Instructions to follow: Pull out every line containing the string "true".

╭──

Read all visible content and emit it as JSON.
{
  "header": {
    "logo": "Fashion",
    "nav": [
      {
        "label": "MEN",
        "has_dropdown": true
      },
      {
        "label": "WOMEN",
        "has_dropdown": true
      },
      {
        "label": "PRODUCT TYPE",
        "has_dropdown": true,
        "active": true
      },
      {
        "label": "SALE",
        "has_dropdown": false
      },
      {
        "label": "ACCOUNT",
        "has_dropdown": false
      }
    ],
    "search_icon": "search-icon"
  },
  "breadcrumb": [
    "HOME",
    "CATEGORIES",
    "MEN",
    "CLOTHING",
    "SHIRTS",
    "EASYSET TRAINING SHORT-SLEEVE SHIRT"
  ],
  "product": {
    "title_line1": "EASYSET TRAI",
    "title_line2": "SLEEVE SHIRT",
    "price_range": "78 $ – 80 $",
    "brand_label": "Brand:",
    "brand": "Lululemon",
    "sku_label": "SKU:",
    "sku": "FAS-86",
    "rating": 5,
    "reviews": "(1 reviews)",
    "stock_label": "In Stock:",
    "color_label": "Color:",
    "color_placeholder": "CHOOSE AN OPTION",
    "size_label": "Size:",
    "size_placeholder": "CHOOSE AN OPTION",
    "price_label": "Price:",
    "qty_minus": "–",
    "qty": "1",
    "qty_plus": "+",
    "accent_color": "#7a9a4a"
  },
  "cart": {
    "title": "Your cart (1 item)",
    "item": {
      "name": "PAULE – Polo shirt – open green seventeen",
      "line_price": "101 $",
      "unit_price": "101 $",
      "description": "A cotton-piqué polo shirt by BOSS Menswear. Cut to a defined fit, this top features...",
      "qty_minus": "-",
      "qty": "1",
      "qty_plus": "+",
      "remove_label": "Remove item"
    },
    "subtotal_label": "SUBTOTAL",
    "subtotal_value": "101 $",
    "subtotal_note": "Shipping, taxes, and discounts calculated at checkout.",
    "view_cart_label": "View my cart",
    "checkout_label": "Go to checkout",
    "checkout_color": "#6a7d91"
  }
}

╰──

Result of the exercise:
        "has_dropdown": true
        "has_dropdown": true
        "has_dropdown": true,
        "active": true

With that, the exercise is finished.